■ **What is expected**
Here are some records; quote them exactly, leaving out the pictures.

========================================

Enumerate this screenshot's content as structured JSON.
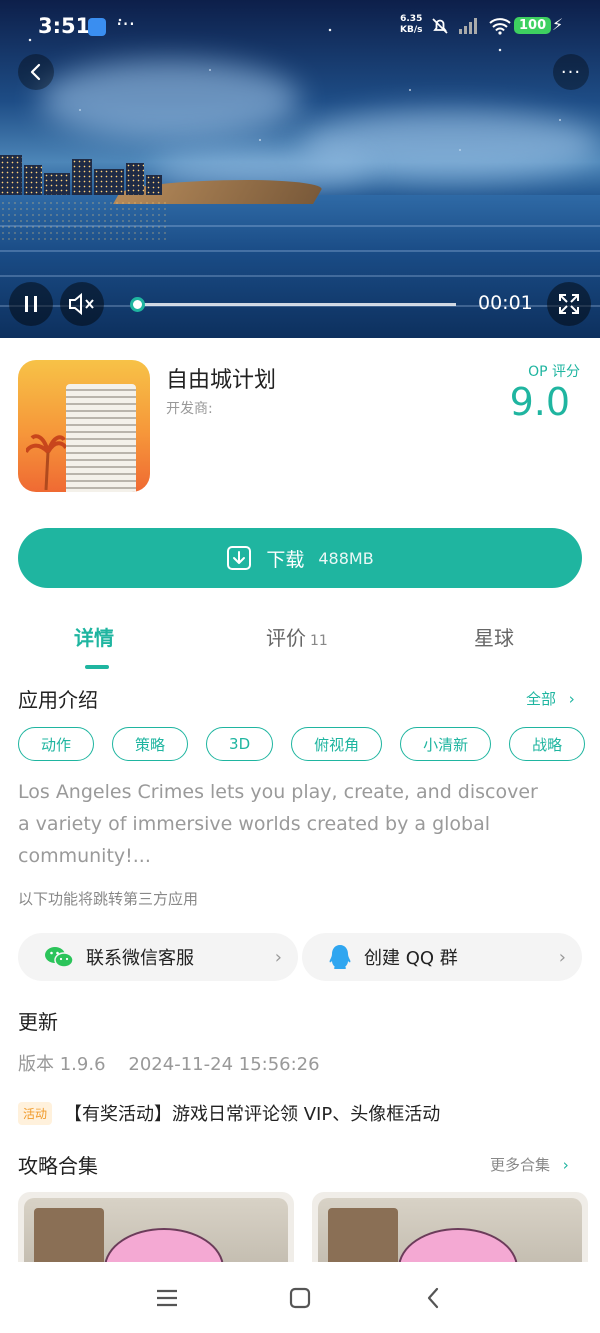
{
  "status_bar": {
    "time": "3:51",
    "more_dots": "···",
    "net_speed_value": "6.35",
    "net_speed_unit": "KB/s",
    "battery": "100"
  },
  "video": {
    "time": "00:01",
    "progress": 0.0
  },
  "app": {
    "name": "自由城计划",
    "developer_label": "开发商:",
    "score_label": "OP 评分",
    "score": "9.0"
  },
  "download": {
    "label": "下载",
    "size": "488MB"
  },
  "tabs": [
    {
      "label": "详情",
      "count": ""
    },
    {
      "label": "评价",
      "count": "11"
    },
    {
      "label": "星球",
      "count": ""
    }
  ],
  "intro": {
    "title": "应用介绍",
    "all_label": "全部",
    "tags": [
      "动作",
      "策略",
      "3D",
      "俯视角",
      "小清新",
      "战略"
    ],
    "description": "Los Angeles Crimes lets you play, create, and discover a variety of immersive worlds created by a global community!...",
    "jump_note": "以下功能将跳转第三方应用"
  },
  "links": {
    "wechat": "联系微信客服",
    "qq": "创建 QQ 群"
  },
  "update": {
    "title": "更新",
    "version_info": "版本 1.9.6    2024-11-24 15:56:26"
  },
  "activity": {
    "badge": "活动",
    "text": "【有奖活动】游戏日常评论领 VIP、头像框活动"
  },
  "guides": {
    "title": "攻略合集",
    "more_label": "更多合集"
  },
  "colors": {
    "accent": "#1fb5a0"
  }
}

========================================

■ **Solution to this exercise**
Enumerate this screenshot's content as structured JSON.
{
  "status_bar": {
    "time": "3:51",
    "more_dots": "···",
    "net_speed_value": "6.35",
    "net_speed_unit": "KB/s",
    "battery": "100"
  },
  "video": {
    "time": "00:01",
    "progress": 0.0
  },
  "app": {
    "name": "自由城计划",
    "developer_label": "开发商:",
    "score_label": "OP 评分",
    "score": "9.0"
  },
  "download": {
    "label": "下载",
    "size": "488MB"
  },
  "tabs": [
    {
      "label": "详情",
      "count": ""
    },
    {
      "label": "评价",
      "count": "11"
    },
    {
      "label": "星球",
      "count": ""
    }
  ],
  "intro": {
    "title": "应用介绍",
    "all_label": "全部",
    "tags": [
      "动作",
      "策略",
      "3D",
      "俯视角",
      "小清新",
      "战略"
    ],
    "description": "Los Angeles Crimes lets you play, create, and discover a variety of immersive worlds created by a global community!...",
    "jump_note": "以下功能将跳转第三方应用"
  },
  "links": {
    "wechat": "联系微信客服",
    "qq": "创建 QQ 群"
  },
  "update": {
    "title": "更新",
    "version_info": "版本 1.9.6    2024-11-24 15:56:26"
  },
  "activity": {
    "badge": "活动",
    "text": "【有奖活动】游戏日常评论领 VIP、头像框活动"
  },
  "guides": {
    "title": "攻略合集",
    "more_label": "更多合集"
  },
  "colors": {
    "accent": "#1fb5a0"
  }
}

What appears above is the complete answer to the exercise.